**What this exercise asks**.
a. Print the part of the bread hydration discussion starting at "You are basically" and ending at "Poolish looks like).".
b. Carry on the bread hydration discussion from the point where the text stops.

**Extract**.
285 gram bread flour

190 gram water (66 percent hydration)

9 gram salt (1.5 teaspoon)

 

Total water = 340g

Total flour = 435

 

340 / 435 = 0.78610

0.78610 x 100 = 78.6% hydration 

 

Very high for bread flour.

 

Second point would be most poolish breads have a pinch of yeast in the poolish and then an added teaspoon to the final dough otherwise it takes a long time to ferment. 

 

I suggest you bring down the hydration to maximum 70% and add a teaspoon of yeast to the final dough. 

GV's picture
GV

As Abe said, hydration percentage is is simply (total water / total flour) * 100. I agree with Abe that 78% is high - it is possible to do but requires a lot of experience IMO. If you are new to ciabatta, keeping it around 70-72% is much easier to work with. Once you get the hang of it, increase water by using the double hydration technique.

You are basically using 0.3% yeast, for (approx) 1/3rd of the total flour. That is very little. As Abe said, it's better to add a bit more yeast to the final dough. 

I'd do this: 

0.1% yeast to the 150g poolish, let it ferment till Poolish is ripe (12 hours or so at 70 F - but the best sign is a "flat bubbly top" for the Poolish. You can google for "ripe Poolish" to see pics of how a ripe Poolish looks like).

Add the Poolish to final dough. Add another 0.3% * 285g = about 1g yeast to final dough.

Bulk for 3 hours with folds every 30 mins. 

Don't degas dough too much, final proof should be 1-1.5 hours at 78-80F.

tpassin's picture
tpassin

It's always hard to combine two doughs, especially after gluten development is well under way. It's best to give the two time to blend rather than force it all at once.  Or, as Peter Reinhart used to do, cut both into pieces and work the pieces together.

With sourdough, I add most or all the water to the sourdough and roughly dissolve and mix the sourdough into the water before adding the rest of the flour.  This ought to work just as well for your case.

**Information shown**.
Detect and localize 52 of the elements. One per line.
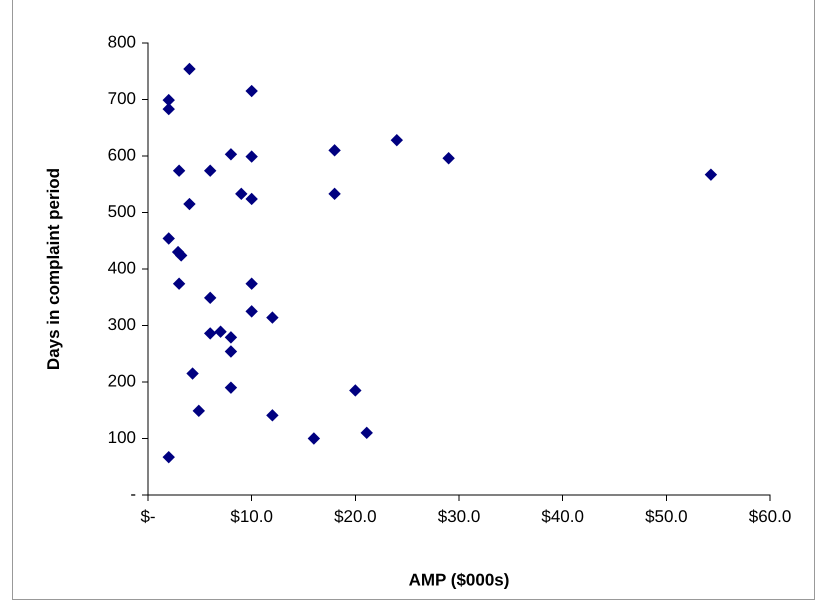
point <box>162 451 175 464</box>
point <box>175 249 188 262</box>
point <box>349 384 362 396</box>
point <box>214 326 227 338</box>
y-axis-title: Days in complaint period <box>44 168 63 370</box>
x-tick-label: $20.0 <box>334 506 377 526</box>
point <box>183 62 196 75</box>
point <box>704 168 717 181</box>
point <box>224 148 237 160</box>
point <box>235 188 248 200</box>
point <box>183 198 196 210</box>
point <box>192 404 205 417</box>
x-tick-label: $- <box>140 506 156 526</box>
y-tick-label: - <box>130 484 136 504</box>
y-tick-label: 800 <box>108 32 136 52</box>
point <box>204 327 216 340</box>
point <box>266 409 278 422</box>
y-tick-label: 100 <box>108 428 136 448</box>
point <box>162 232 175 244</box>
x-tick-label: $10.0 <box>230 506 273 526</box>
point <box>360 426 373 439</box>
point <box>328 144 341 156</box>
y-tick-label: 500 <box>108 202 136 222</box>
point <box>186 368 199 380</box>
y-tick-label: 400 <box>108 258 136 278</box>
point <box>246 278 258 290</box>
point <box>224 345 237 358</box>
y-tick-label: 300 <box>108 315 136 334</box>
x-tick-label: $30.0 <box>438 506 480 526</box>
point <box>162 103 175 116</box>
point <box>266 312 278 324</box>
point <box>246 85 258 98</box>
point <box>308 432 320 444</box>
point <box>442 152 455 164</box>
x-tick-label: $60.0 <box>748 506 792 526</box>
point <box>224 382 237 394</box>
x-tick-label: $50.0 <box>645 506 688 526</box>
point <box>328 188 341 200</box>
point <box>246 150 258 163</box>
point <box>204 292 216 304</box>
point <box>173 278 186 290</box>
x-axis-title: AMP ($000s) <box>408 570 510 590</box>
point <box>246 192 258 205</box>
point <box>204 164 216 177</box>
y-tick-label: 600 <box>108 146 136 165</box>
point <box>390 134 403 146</box>
point <box>224 331 237 344</box>
y-tick-label: 700 <box>108 89 136 108</box>
point <box>173 164 186 177</box>
y-tick-label: 200 <box>108 372 136 391</box>
point <box>246 305 258 318</box>
x-tick-label: $40.0 <box>541 506 584 526</box>
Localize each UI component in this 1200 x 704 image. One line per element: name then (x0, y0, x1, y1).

**Outputs for the tasks**.
a.
You are basically using 0.3% yeast, for (approx) 1/3rd of the total flour. That is very little. As Abe said, it's better to add a bit more yeast to the final dough. 

I'd do this: 

0.1% yeast to the 150g poolish, let it ferment till Poolish is ripe (12 hours or so at 70 F - but the best sign is a "flat bubbly top" for the Poolish. You can google for "ripe Poolish" to see pics of how a ripe Poolish looks like).

b.
S&Fs don't need to go by a fixed schedule. Recipe writers want to write something definite but you don't have to follow what they say in this regard. S&Fs build up elasticity, which relaxes away between sessions. If the dough is already stiff or elastic, the only thing that another S&F session will accomplish is making the dough even stiffer and more elastic.  It might even want to tear.  Instead, leave the dough  alone until it relaxes. The another S&F might be in order.  Leaving the dough longer before another S&F is not a bad thing, and you can do a S&F session even after you see some rising action.  I tend to use 30 - 45 minutes between but if I have to be busy for a few hours I don't worry about it,

At some point the dough will perk right up after just a little stretching. That's it, you don't need to do any more.  That might be after four sessions, but it might be after two like the bread I made a few days ago.

IMHO, the only time one would want to do S&Fs 15 minutes apart is if the process time was going to short, such as putting the dough into the fridge in an hour.  Otherwise, don't fight with the dough, let time do the work.

BTW, there is essentially  no difference between using a biga with a tiny bit of yeast, as you have done here, and making sourdough bread.  The only difference is the starter maintenance and the final flavor.  Otherwise the process steps are essentially the same.

TomP

Davey1's picture
Davey1

To answer the question - it isn't enough. I would give it a full hour (if yeast is used that is) between before moving on. Enjoy!